**PROBLEM STATEMENT:** Present every line of the items below as a numbered list, skipping blank lines and leaving the pictures out of your answer.

(Records of image elements and their boxes)
* * *
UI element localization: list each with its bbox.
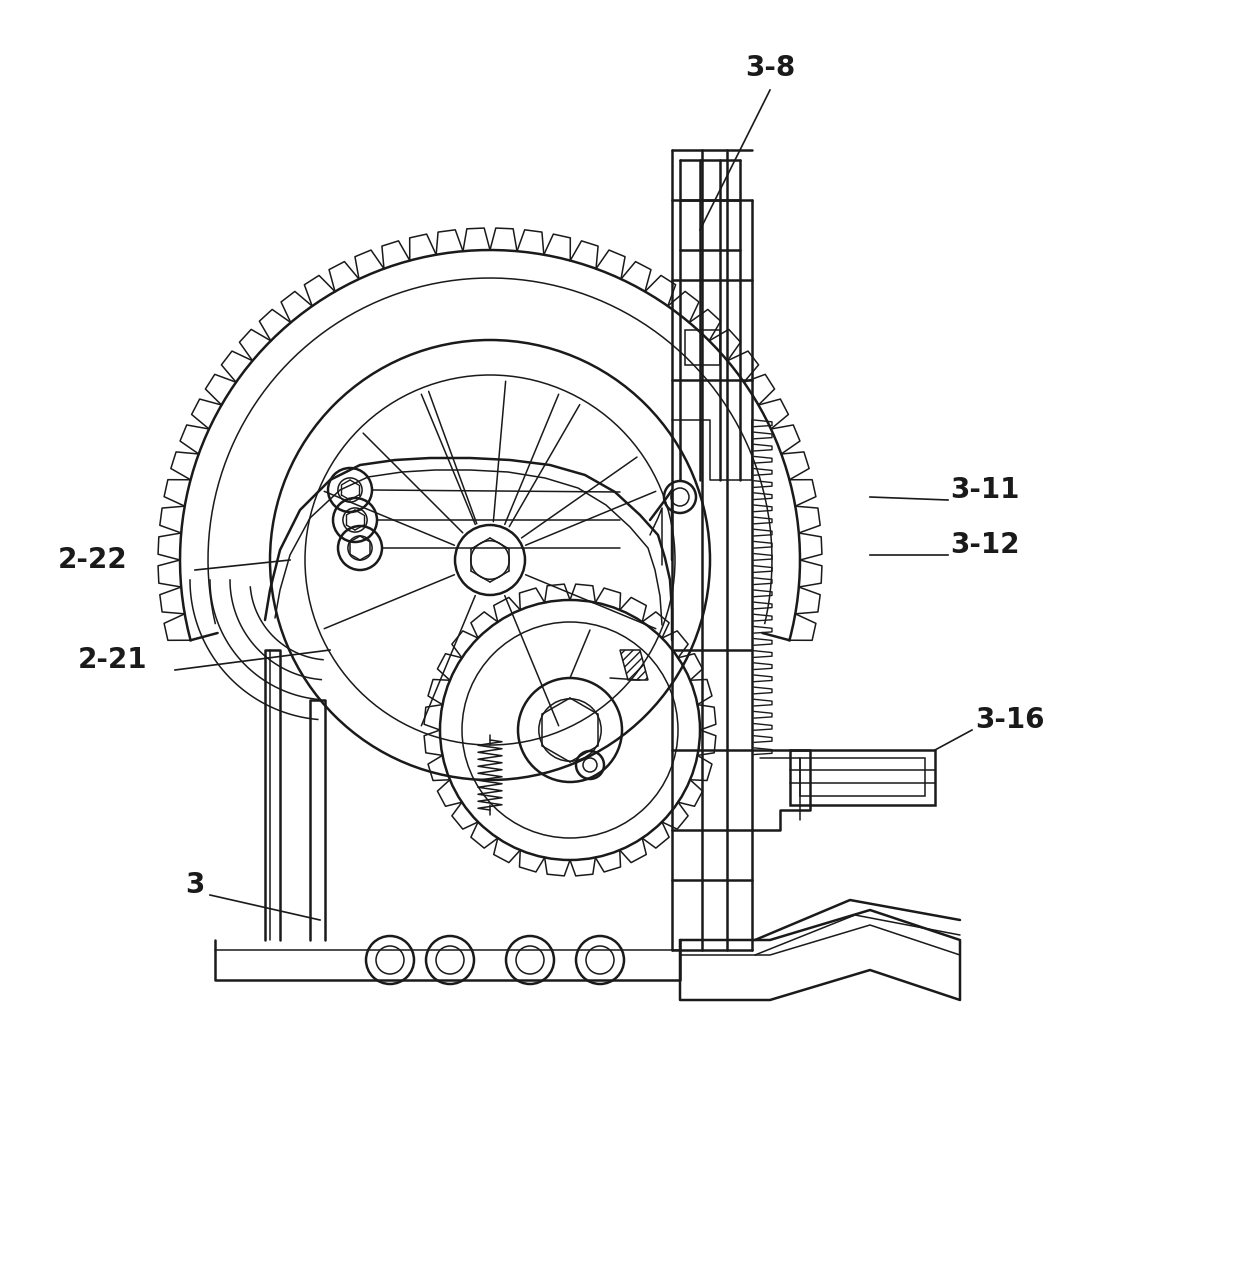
- Text: 3-16: 3-16: [975, 707, 1044, 734]
- Text: 2-22: 2-22: [58, 546, 128, 574]
- Text: 2-21: 2-21: [78, 646, 148, 674]
- Text: 3-11: 3-11: [950, 477, 1019, 504]
- Bar: [684, 330, 720, 365]
- Text: 3-12: 3-12: [950, 531, 1019, 559]
- Text: 3-8: 3-8: [745, 54, 795, 82]
- Bar: [800, 758, 925, 796]
- Bar: [790, 750, 935, 805]
- Text: 3: 3: [185, 871, 205, 899]
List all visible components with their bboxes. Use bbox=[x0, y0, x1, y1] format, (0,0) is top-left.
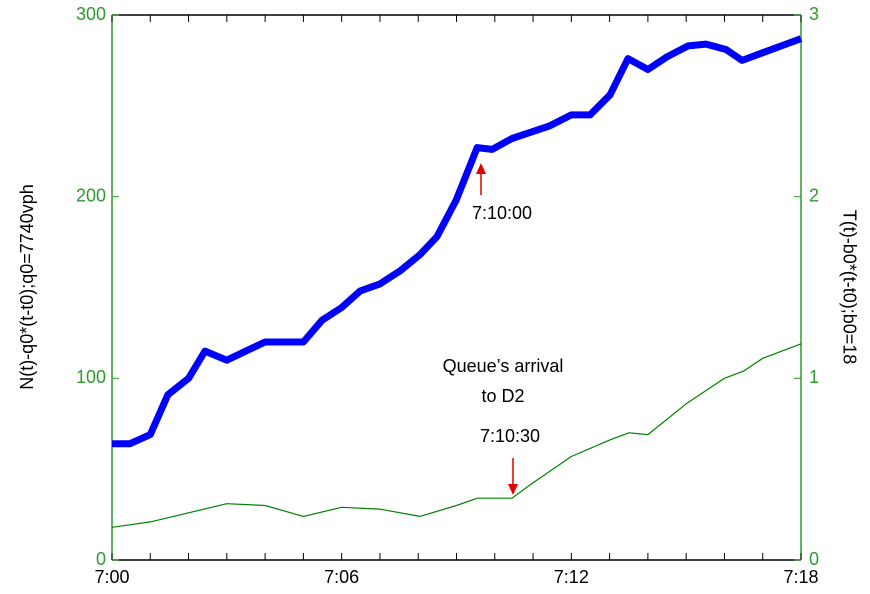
y-tick-label: 300 bbox=[76, 4, 106, 24]
arrow bbox=[508, 458, 518, 495]
y-tick-label: 100 bbox=[76, 367, 106, 387]
annotation: Queue’s arrival bbox=[443, 356, 564, 376]
y-tick-label: 0 bbox=[96, 549, 106, 569]
x-tick-label: 7:00 bbox=[94, 567, 129, 587]
x-tick-label: 7:06 bbox=[324, 567, 359, 587]
line-series bbox=[111, 343, 802, 528]
arrow bbox=[476, 163, 486, 195]
y2-tick-label: 2 bbox=[809, 185, 819, 205]
y-axis-label: N(t)-q0*(t-t0);q0=7740vph bbox=[17, 184, 37, 390]
annotation: to D2 bbox=[481, 386, 524, 406]
line-series bbox=[112, 35, 803, 448]
annotation: 7:10:00 bbox=[472, 203, 532, 223]
x-tick-label: 7:18 bbox=[783, 567, 818, 587]
y2-tick-label: 3 bbox=[809, 4, 819, 24]
x-tick-label: 7:12 bbox=[554, 567, 589, 587]
y2-tick-label: 0 bbox=[809, 549, 819, 569]
y-tick-label: 200 bbox=[76, 185, 106, 205]
y2-tick-label: 1 bbox=[809, 367, 819, 387]
annotation: 7:10:30 bbox=[480, 426, 540, 446]
y2-axis-label: T(t)-b0*(t-t0);b0=18 bbox=[839, 210, 859, 365]
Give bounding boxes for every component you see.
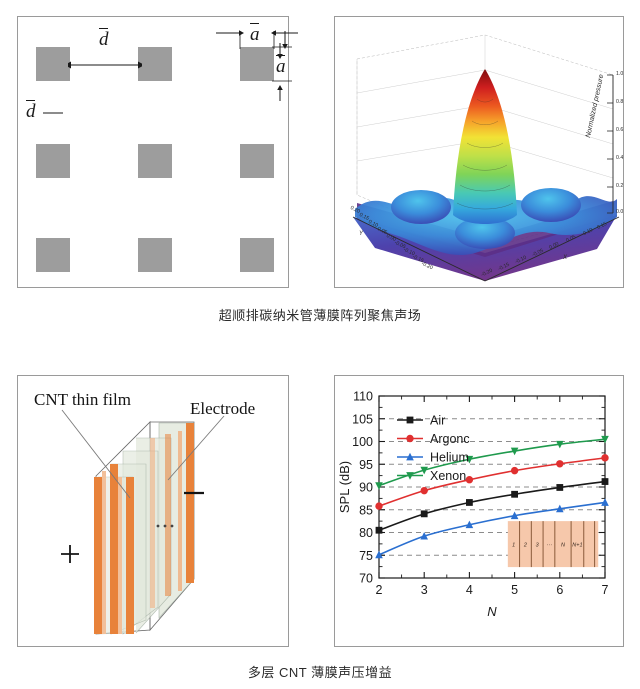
* * *
**COMPLETE ANSWER:**
1. UI element localization: list each with its bbox.
2. - Text: 3-16: 3-16: [975, 707, 1044, 734]
3. - Text: 2-22: 2-22: [58, 546, 128, 574]
4. - Text: 2-21: 2-21: [78, 646, 148, 674]
5. - Text: 3-11: 3-11: [950, 477, 1019, 504]
6. - Bar: [684, 330, 720, 365]
7. - Text: 3-12: 3-12: [950, 531, 1019, 559]
8. - Text: 3-8: 3-8: [745, 54, 795, 82]
9. - Bar: [800, 758, 925, 796]
10. - Bar: [790, 750, 935, 805]
11. - Text: 3: 3: [185, 871, 205, 899]
12. List all visible components with their bboxes. Use bbox=[x0, y0, x1, y1] format, (0,0) is top-left.
13. y-tick-label: 300 bbox=[76, 4, 106, 24]
14. arrow bbox=[508, 458, 518, 495]
15. y-tick-label: 100 bbox=[76, 367, 106, 387]
16. annotation: Queue’s arrival bbox=[443, 356, 564, 376]
17. y-tick-label: 0 bbox=[96, 549, 106, 569]
18. x-tick-label: 7:00 bbox=[94, 567, 129, 587]
19. x-tick-label: 7:06 bbox=[324, 567, 359, 587]
20. line-series bbox=[111, 343, 802, 528]
21. arrow bbox=[476, 163, 486, 195]
22. y2-tick-label: 2 bbox=[809, 185, 819, 205]
23. y-axis-label: N(t)-q0*(t-t0);q0=7740vph bbox=[17, 184, 37, 390]
24. annotation: to D2 bbox=[481, 386, 524, 406]
25. line-series bbox=[112, 35, 803, 448]
26. annotation: 7:10:00 bbox=[472, 203, 532, 223]
27. x-tick-label: 7:18 bbox=[783, 567, 818, 587]
28. y2-tick-label: 3 bbox=[809, 4, 819, 24]
29. x-tick-label: 7:12 bbox=[554, 567, 589, 587]
30. y2-tick-label: 0 bbox=[809, 549, 819, 569]
31. y-tick-label: 200 bbox=[76, 185, 106, 205]
32. y2-tick-label: 1 bbox=[809, 367, 819, 387]
33. annotation: 7:10:30 bbox=[480, 426, 540, 446]
34. y2-axis-label: T(t)-b0*(t-t0);b0=18 bbox=[839, 210, 859, 365]
35. Give bounding boxes for every component you see.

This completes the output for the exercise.